Exercise goal: Using the listing below, please gather every line containing the word "text".

The records:
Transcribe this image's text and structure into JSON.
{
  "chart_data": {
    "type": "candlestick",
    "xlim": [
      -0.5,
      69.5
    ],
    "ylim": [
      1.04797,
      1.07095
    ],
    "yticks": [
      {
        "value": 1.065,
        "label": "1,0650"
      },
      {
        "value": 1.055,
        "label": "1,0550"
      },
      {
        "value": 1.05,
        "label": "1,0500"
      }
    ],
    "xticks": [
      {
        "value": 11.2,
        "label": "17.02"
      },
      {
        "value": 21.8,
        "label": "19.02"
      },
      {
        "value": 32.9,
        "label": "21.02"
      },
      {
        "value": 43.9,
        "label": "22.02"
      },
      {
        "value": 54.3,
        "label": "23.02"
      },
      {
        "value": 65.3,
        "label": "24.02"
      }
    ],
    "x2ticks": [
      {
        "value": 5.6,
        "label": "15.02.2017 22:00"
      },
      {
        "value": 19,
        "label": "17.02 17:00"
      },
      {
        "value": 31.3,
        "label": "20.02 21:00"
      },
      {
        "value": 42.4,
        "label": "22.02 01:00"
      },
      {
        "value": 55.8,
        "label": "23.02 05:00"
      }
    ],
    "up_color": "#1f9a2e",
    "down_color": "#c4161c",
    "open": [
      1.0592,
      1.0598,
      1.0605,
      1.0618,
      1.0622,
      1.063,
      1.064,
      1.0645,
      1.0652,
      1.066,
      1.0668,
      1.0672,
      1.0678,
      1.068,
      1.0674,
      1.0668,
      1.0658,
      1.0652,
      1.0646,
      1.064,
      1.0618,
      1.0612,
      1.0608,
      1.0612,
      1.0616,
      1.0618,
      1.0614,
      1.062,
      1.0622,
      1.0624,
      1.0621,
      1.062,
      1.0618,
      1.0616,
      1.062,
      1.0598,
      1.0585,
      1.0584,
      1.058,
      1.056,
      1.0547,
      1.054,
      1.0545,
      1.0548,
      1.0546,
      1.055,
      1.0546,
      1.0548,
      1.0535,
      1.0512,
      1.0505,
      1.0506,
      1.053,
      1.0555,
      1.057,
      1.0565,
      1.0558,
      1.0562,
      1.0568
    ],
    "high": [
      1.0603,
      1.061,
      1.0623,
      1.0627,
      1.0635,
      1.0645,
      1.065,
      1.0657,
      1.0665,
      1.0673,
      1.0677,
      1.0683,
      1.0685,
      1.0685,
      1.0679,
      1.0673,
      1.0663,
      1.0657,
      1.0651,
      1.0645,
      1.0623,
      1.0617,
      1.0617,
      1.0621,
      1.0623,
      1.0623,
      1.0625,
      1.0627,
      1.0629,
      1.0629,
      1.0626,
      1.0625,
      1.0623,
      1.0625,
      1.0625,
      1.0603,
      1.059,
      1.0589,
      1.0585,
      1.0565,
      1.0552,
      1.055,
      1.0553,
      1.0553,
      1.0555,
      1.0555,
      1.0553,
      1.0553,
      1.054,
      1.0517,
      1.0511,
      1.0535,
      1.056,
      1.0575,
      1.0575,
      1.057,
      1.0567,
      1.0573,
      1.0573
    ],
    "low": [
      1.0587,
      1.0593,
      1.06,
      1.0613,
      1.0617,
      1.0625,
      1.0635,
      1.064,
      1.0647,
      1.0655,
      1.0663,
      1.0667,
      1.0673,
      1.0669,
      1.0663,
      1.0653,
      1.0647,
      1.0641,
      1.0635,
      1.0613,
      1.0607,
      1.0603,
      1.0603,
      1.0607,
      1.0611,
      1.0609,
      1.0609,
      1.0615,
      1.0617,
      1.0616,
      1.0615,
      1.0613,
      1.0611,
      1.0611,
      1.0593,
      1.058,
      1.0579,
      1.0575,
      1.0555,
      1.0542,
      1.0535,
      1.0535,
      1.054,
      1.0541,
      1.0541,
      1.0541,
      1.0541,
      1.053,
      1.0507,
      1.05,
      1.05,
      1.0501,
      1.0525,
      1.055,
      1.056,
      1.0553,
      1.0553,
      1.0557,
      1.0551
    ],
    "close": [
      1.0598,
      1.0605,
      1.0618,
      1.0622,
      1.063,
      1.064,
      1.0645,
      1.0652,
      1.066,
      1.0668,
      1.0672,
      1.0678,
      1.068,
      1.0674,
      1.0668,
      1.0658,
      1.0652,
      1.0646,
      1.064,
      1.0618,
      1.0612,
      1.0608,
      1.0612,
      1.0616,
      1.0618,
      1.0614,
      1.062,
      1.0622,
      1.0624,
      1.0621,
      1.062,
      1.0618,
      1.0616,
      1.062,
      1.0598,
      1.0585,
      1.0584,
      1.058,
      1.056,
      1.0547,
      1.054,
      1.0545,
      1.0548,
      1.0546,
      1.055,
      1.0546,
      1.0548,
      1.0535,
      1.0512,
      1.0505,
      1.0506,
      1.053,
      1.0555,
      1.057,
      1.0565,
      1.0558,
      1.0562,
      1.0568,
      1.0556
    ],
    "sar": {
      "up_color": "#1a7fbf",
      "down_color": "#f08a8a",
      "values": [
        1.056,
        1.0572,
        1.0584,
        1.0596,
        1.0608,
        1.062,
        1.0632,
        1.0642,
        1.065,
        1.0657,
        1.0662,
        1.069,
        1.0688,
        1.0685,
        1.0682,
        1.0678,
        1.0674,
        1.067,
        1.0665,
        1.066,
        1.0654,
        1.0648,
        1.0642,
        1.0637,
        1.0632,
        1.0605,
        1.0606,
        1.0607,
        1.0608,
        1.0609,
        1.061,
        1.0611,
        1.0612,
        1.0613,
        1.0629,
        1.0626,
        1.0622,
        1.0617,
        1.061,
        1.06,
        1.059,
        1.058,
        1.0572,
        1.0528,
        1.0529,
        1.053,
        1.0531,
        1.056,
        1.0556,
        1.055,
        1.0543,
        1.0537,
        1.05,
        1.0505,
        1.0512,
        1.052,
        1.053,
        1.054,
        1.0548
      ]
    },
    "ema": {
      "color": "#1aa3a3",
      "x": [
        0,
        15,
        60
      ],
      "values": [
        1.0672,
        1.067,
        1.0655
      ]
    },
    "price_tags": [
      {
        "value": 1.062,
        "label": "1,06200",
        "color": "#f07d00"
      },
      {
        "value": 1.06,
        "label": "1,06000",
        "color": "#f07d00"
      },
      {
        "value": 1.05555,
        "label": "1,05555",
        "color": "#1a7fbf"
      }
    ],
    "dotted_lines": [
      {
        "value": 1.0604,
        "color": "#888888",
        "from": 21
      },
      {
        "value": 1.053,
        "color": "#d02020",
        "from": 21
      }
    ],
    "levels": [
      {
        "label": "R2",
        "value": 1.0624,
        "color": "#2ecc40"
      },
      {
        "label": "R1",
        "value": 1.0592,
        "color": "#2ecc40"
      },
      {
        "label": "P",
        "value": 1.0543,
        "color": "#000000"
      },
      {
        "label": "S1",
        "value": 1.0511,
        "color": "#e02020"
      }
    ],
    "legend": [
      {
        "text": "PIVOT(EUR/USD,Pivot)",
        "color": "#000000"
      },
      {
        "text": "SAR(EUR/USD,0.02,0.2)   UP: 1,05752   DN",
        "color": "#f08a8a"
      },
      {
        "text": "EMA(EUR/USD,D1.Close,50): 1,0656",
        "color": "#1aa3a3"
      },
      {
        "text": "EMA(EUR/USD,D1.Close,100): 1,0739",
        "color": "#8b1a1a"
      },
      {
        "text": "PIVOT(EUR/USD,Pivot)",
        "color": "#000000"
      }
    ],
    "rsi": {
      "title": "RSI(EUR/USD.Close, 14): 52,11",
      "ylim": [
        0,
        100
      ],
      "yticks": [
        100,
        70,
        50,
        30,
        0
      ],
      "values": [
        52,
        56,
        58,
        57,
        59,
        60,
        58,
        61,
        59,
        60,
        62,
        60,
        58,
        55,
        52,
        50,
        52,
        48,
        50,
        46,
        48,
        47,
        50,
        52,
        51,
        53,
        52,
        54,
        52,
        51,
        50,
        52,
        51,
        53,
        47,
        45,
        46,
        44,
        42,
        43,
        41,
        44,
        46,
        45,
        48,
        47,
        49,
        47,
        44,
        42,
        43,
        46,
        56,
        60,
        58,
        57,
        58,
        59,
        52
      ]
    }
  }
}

Written answer:
Transcribe this image's text and structure into JSON.
        "text": "PIVOT(EUR/USD,Pivot)",
        "text": "SAR(EUR/USD,0.02,0.2)   UP: 1,05752   DN",
        "text": "EMA(EUR/USD,D1.Close,50): 1,0656",
        "text": "EMA(EUR/USD,D1.Close,100): 1,0739",
        "text": "PIVOT(EUR/USD,Pivot)",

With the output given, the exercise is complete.